● Given problem: Repeat the listing exactly as given, omitting every image.

[Stored records]
________________________________________
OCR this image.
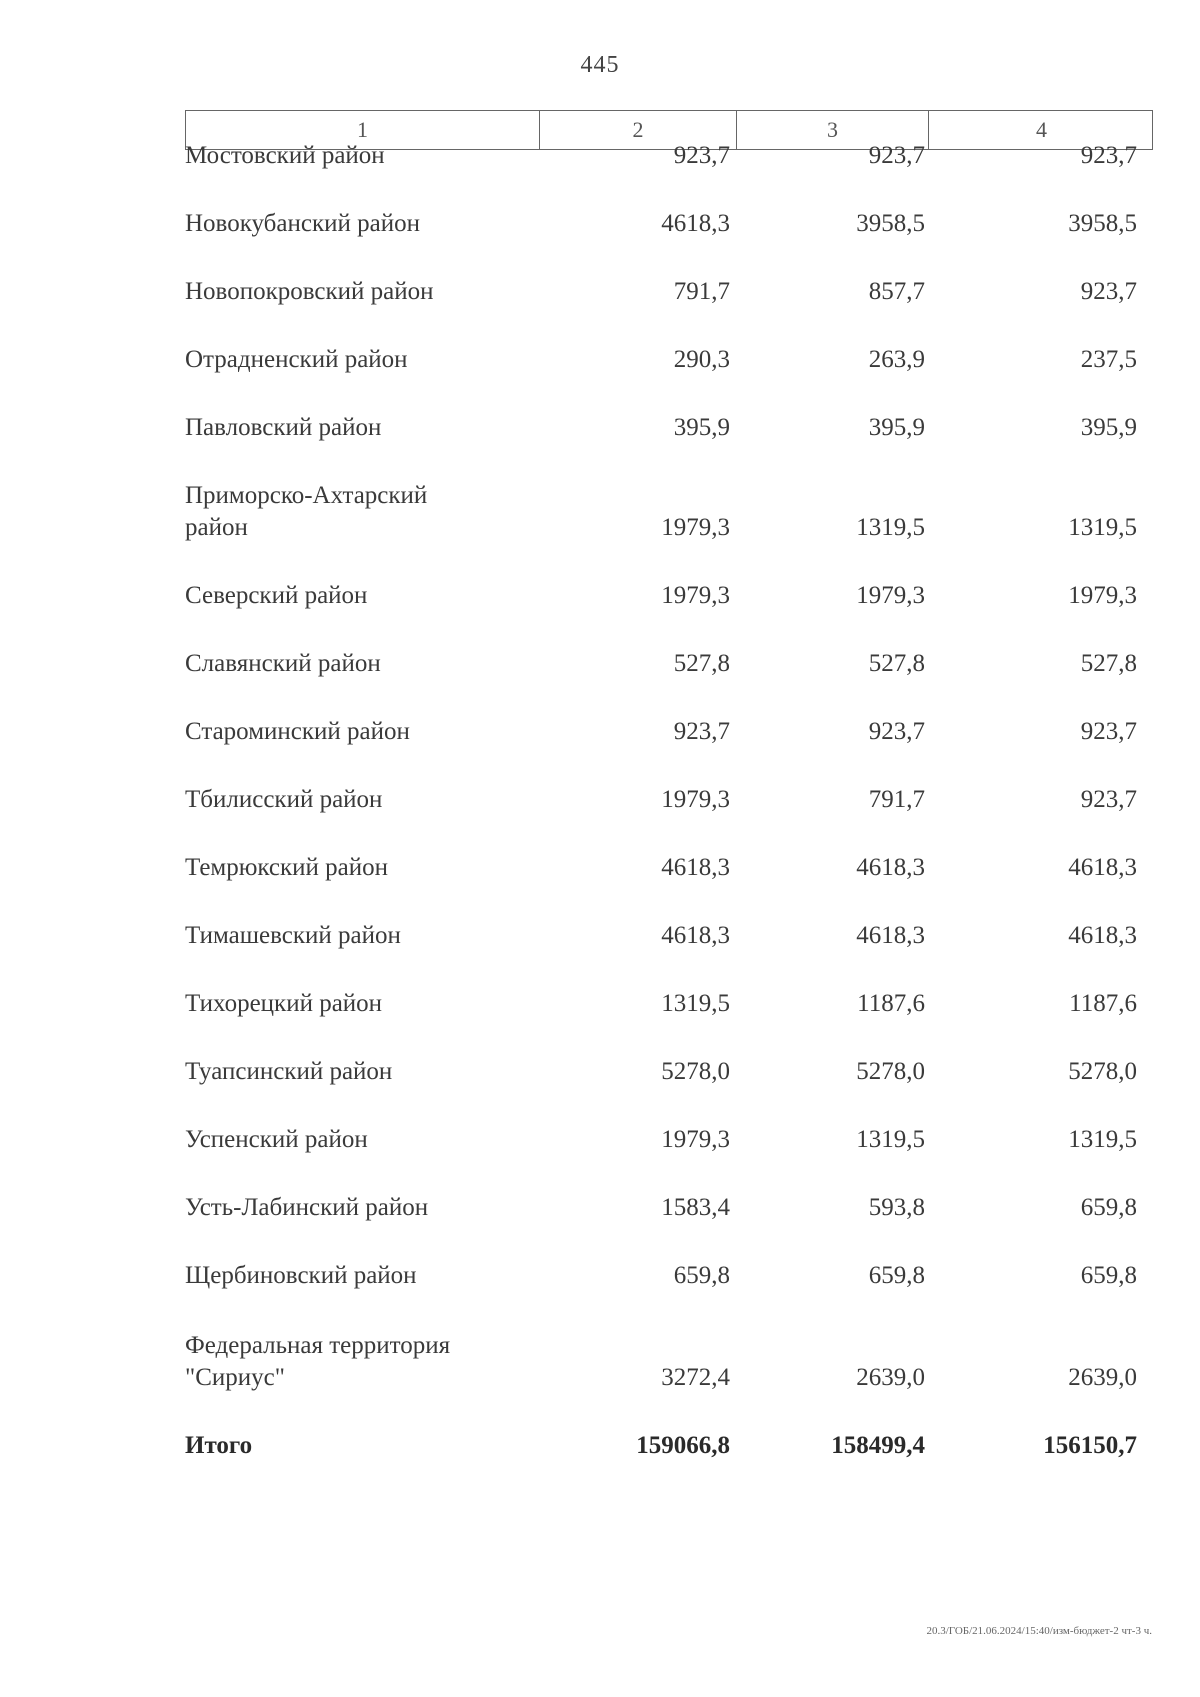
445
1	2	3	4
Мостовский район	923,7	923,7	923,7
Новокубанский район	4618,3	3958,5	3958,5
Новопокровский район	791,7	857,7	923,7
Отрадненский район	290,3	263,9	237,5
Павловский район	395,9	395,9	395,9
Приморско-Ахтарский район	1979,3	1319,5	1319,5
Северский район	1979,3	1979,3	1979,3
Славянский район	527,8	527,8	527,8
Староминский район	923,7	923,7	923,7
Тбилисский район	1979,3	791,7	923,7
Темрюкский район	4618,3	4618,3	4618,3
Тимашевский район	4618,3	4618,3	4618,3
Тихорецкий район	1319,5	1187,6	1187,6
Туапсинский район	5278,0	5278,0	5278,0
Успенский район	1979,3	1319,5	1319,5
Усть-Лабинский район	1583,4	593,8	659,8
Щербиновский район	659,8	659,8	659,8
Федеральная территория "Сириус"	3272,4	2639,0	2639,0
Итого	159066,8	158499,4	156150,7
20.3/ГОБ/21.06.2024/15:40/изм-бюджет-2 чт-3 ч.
________________________________________
● Task answer:
OCR this image.
445
1	2	3	4
Мостовский район	923,7	923,7	923,7
Новокубанский район	4618,3	3958,5	3958,5
Новопокровский район	791,7	857,7	923,7
Отрадненский район	290,3	263,9	237,5
Павловский район	395,9	395,9	395,9
Приморско-Ахтарский район	1979,3	1319,5	1319,5
Северский район	1979,3	1979,3	1979,3
Славянский район	527,8	527,8	527,8
Староминский район	923,7	923,7	923,7
Тбилисский район	1979,3	791,7	923,7
Темрюкский район	4618,3	4618,3	4618,3
Тимашевский район	4618,3	4618,3	4618,3
Тихорецкий район	1319,5	1187,6	1187,6
Туапсинский район	5278,0	5278,0	5278,0
Успенский район	1979,3	1319,5	1319,5
Усть-Лабинский район	1583,4	593,8	659,8
Щербиновский район	659,8	659,8	659,8
Федеральная территория "Сириус"	3272,4	2639,0	2639,0
Итого	159066,8	158499,4	156150,7
20.3/ГОБ/21.06.2024/15:40/изм-бюджет-2 чт-3 ч.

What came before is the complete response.